## [TASK MATERIAL]
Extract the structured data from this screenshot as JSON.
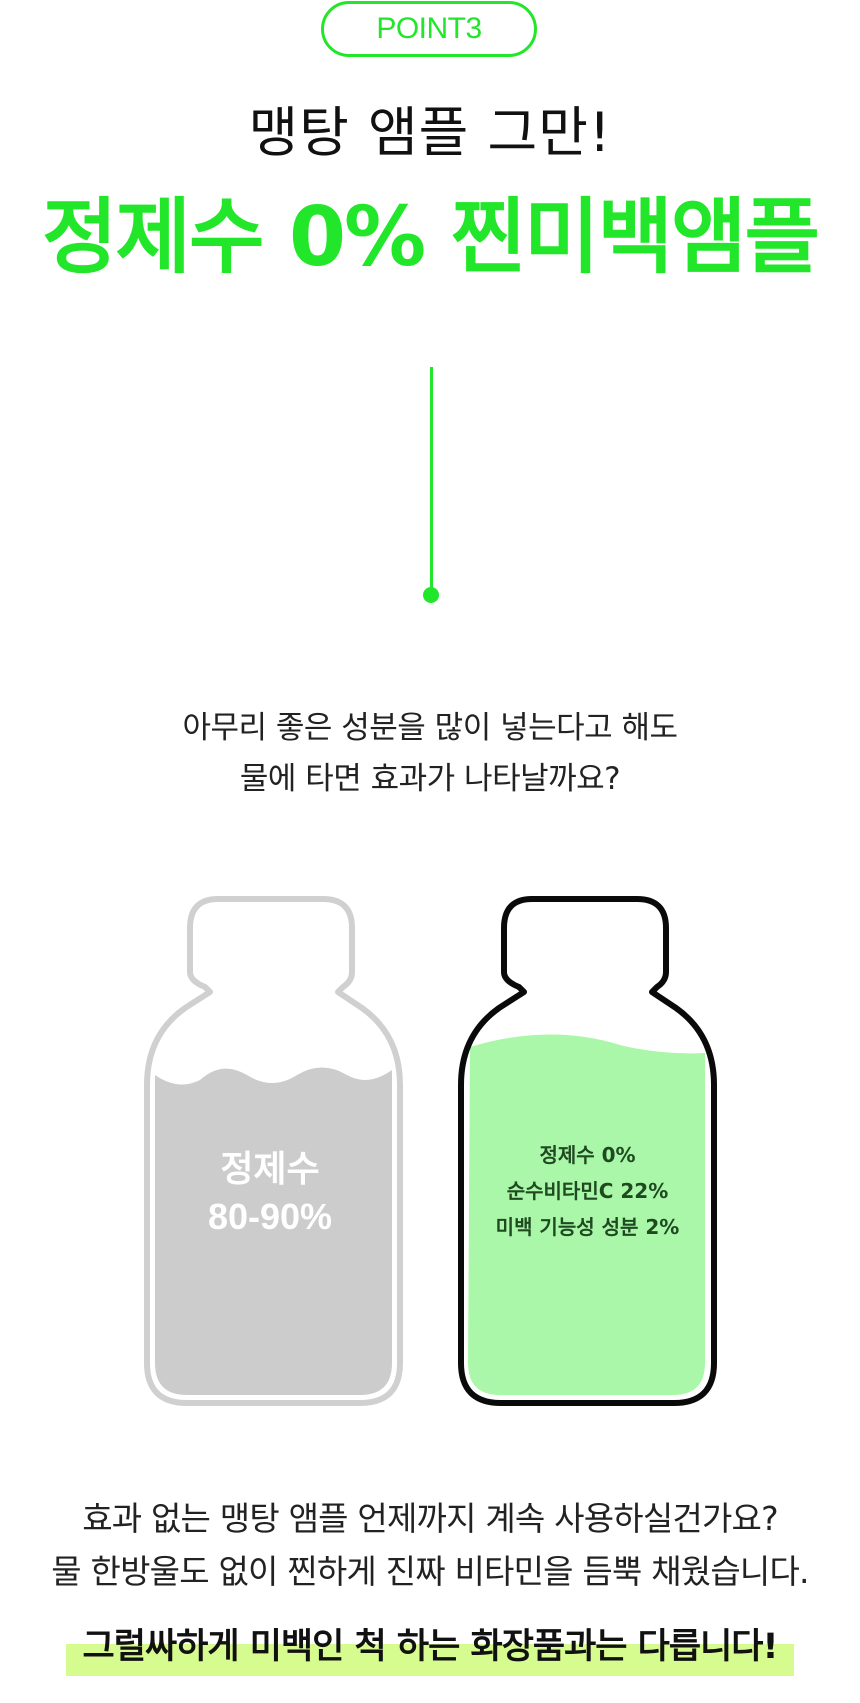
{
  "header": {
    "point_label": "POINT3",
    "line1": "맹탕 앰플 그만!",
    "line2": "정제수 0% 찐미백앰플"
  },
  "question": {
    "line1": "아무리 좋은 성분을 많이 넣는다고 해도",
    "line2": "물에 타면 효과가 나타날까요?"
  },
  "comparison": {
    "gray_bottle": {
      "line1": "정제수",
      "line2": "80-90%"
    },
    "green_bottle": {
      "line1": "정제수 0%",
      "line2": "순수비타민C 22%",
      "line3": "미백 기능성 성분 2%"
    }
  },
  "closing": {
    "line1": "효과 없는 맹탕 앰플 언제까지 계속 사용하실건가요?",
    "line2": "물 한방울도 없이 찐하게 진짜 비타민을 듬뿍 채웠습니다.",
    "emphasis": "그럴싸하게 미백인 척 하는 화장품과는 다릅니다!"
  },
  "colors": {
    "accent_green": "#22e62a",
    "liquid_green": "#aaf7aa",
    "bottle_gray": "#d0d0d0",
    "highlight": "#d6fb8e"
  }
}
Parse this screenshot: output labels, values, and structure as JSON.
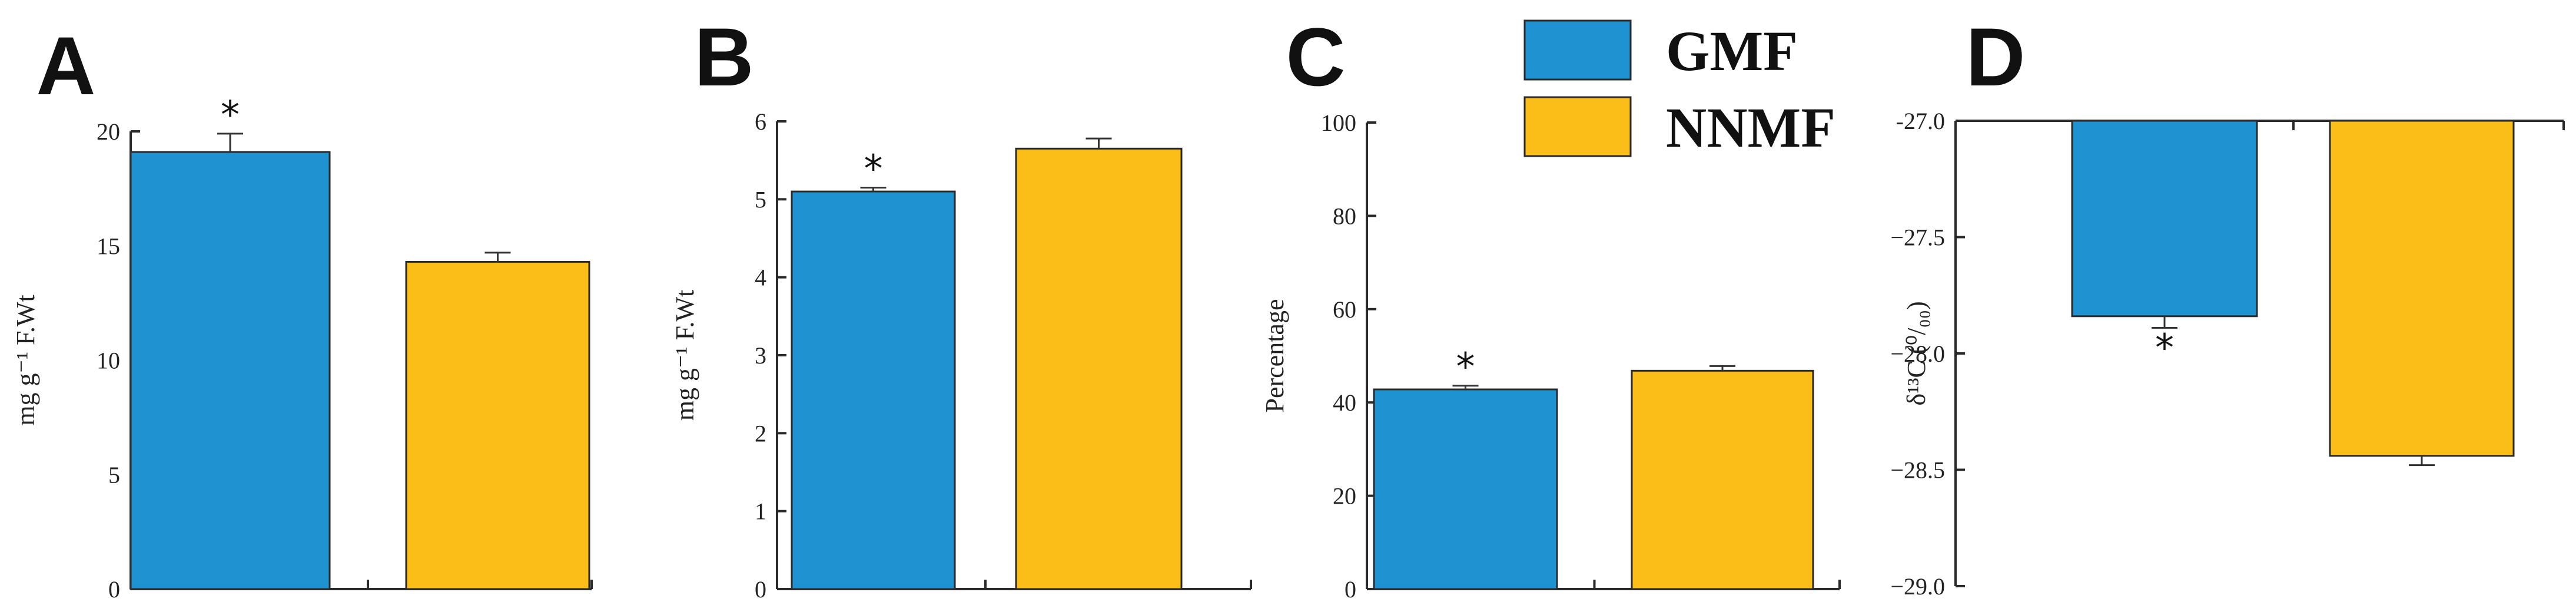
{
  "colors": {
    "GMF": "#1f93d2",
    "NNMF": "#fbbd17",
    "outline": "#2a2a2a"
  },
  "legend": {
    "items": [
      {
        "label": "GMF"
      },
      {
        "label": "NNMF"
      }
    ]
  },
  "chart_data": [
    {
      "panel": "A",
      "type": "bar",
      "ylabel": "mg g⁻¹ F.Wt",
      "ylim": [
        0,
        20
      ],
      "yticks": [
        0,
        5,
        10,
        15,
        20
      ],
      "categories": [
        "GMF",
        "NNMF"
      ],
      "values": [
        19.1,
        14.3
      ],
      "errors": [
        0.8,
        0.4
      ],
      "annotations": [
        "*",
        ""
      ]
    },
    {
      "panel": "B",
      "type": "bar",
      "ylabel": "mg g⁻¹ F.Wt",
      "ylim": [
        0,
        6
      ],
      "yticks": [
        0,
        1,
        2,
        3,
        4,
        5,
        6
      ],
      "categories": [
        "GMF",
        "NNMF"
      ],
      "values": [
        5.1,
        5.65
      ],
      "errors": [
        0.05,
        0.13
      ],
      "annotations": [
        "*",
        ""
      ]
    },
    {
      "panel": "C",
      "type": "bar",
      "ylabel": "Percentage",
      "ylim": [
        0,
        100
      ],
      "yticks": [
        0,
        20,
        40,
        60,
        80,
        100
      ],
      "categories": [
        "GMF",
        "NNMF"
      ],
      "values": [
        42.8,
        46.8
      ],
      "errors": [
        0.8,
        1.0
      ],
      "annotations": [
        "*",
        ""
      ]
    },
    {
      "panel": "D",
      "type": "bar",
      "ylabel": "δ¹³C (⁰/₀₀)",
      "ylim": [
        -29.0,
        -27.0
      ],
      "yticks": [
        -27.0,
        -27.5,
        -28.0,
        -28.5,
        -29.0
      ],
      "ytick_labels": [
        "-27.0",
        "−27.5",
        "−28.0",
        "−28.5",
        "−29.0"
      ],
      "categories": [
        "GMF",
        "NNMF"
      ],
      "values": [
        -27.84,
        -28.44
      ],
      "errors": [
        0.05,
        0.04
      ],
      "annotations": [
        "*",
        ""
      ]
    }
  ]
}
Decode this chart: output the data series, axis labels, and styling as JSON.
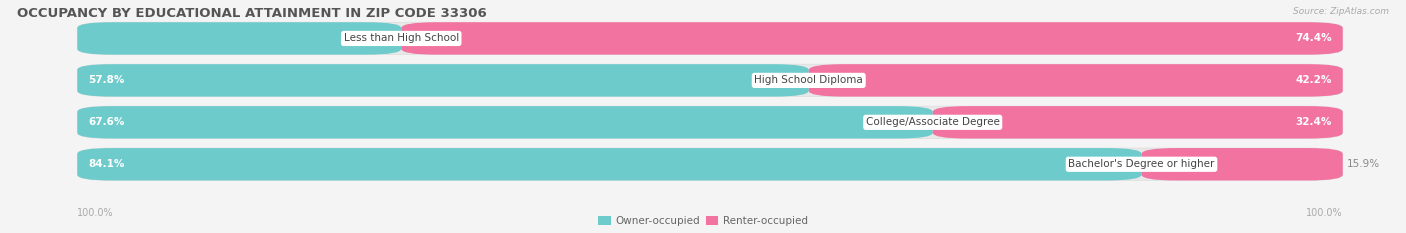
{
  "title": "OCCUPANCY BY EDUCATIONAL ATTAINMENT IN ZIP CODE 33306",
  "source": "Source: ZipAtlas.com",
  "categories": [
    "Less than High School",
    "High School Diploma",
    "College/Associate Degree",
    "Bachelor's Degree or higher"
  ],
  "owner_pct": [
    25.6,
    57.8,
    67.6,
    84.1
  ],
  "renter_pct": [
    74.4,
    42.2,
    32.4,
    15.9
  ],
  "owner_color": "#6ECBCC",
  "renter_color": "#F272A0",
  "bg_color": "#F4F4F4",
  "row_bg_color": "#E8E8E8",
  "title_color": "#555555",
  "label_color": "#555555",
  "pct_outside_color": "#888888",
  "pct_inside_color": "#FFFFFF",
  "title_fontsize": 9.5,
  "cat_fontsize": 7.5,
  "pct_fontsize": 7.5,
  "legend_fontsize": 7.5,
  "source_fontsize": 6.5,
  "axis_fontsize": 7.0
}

## [WHAT IS ASKED]
Take the listing above and print it exactly, apart from the pictures.

## [OUTPUT OF THE TASK]
Extract the structured data from this screenshot as JSON.
{
  "header": {
    "point_label": "POINT3",
    "line1": "맹탕 앰플 그만!",
    "line2": "정제수 0% 찐미백앰플"
  },
  "question": {
    "line1": "아무리 좋은 성분을 많이 넣는다고 해도",
    "line2": "물에 타면 효과가 나타날까요?"
  },
  "comparison": {
    "gray_bottle": {
      "line1": "정제수",
      "line2": "80-90%"
    },
    "green_bottle": {
      "line1": "정제수 0%",
      "line2": "순수비타민C 22%",
      "line3": "미백 기능성 성분 2%"
    }
  },
  "closing": {
    "line1": "효과 없는 맹탕 앰플 언제까지 계속 사용하실건가요?",
    "line2": "물 한방울도 없이 찐하게 진짜 비타민을 듬뿍 채웠습니다.",
    "emphasis": "그럴싸하게 미백인 척 하는 화장품과는 다릅니다!"
  },
  "colors": {
    "accent_green": "#22e62a",
    "liquid_green": "#aaf7aa",
    "bottle_gray": "#d0d0d0",
    "highlight": "#d6fb8e"
  }
}
Parse this screenshot: output labels, values, and structure as JSON.
{
  "colors": {
    "GMF": "#1f93d2",
    "NNMF": "#fbbd17",
    "outline": "#2a2a2a"
  },
  "legend": {
    "items": [
      {
        "label": "GMF"
      },
      {
        "label": "NNMF"
      }
    ]
  },
  "chart_data": [
    {
      "panel": "A",
      "type": "bar",
      "ylabel": "mg g⁻¹ F.Wt",
      "ylim": [
        0,
        20
      ],
      "yticks": [
        0,
        5,
        10,
        15,
        20
      ],
      "categories": [
        "GMF",
        "NNMF"
      ],
      "values": [
        19.1,
        14.3
      ],
      "errors": [
        0.8,
        0.4
      ],
      "annotations": [
        "*",
        ""
      ]
    },
    {
      "panel": "B",
      "type": "bar",
      "ylabel": "mg g⁻¹ F.Wt",
      "ylim": [
        0,
        6
      ],
      "yticks": [
        0,
        1,
        2,
        3,
        4,
        5,
        6
      ],
      "categories": [
        "GMF",
        "NNMF"
      ],
      "values": [
        5.1,
        5.65
      ],
      "errors": [
        0.05,
        0.13
      ],
      "annotations": [
        "*",
        ""
      ]
    },
    {
      "panel": "C",
      "type": "bar",
      "ylabel": "Percentage",
      "ylim": [
        0,
        100
      ],
      "yticks": [
        0,
        20,
        40,
        60,
        80,
        100
      ],
      "categories": [
        "GMF",
        "NNMF"
      ],
      "values": [
        42.8,
        46.8
      ],
      "errors": [
        0.8,
        1.0
      ],
      "annotations": [
        "*",
        ""
      ]
    },
    {
      "panel": "D",
      "type": "bar",
      "ylabel": "δ¹³C (⁰/₀₀)",
      "ylim": [
        -29.0,
        -27.0
      ],
      "yticks": [
        -27.0,
        -27.5,
        -28.0,
        -28.5,
        -29.0
      ],
      "ytick_labels": [
        "-27.0",
        "−27.5",
        "−28.0",
        "−28.5",
        "−29.0"
      ],
      "categories": [
        "GMF",
        "NNMF"
      ],
      "values": [
        -27.84,
        -28.44
      ],
      "errors": [
        0.05,
        0.04
      ],
      "annotations": [
        "*",
        ""
      ]
    }
  ]
}
Decode this chart: output the data series, axis labels, and styling as JSON.
{
  "title": "OCCUPANCY BY EDUCATIONAL ATTAINMENT IN ZIP CODE 33306",
  "source": "Source: ZipAtlas.com",
  "categories": [
    "Less than High School",
    "High School Diploma",
    "College/Associate Degree",
    "Bachelor's Degree or higher"
  ],
  "owner_pct": [
    25.6,
    57.8,
    67.6,
    84.1
  ],
  "renter_pct": [
    74.4,
    42.2,
    32.4,
    15.9
  ],
  "owner_color": "#6ECBCC",
  "renter_color": "#F272A0",
  "bg_color": "#F4F4F4",
  "row_bg_color": "#E8E8E8",
  "title_color": "#555555",
  "label_color": "#555555",
  "pct_outside_color": "#888888",
  "pct_inside_color": "#FFFFFF",
  "title_fontsize": 9.5,
  "cat_fontsize": 7.5,
  "pct_fontsize": 7.5,
  "legend_fontsize": 7.5,
  "source_fontsize": 6.5,
  "axis_fontsize": 7.0
}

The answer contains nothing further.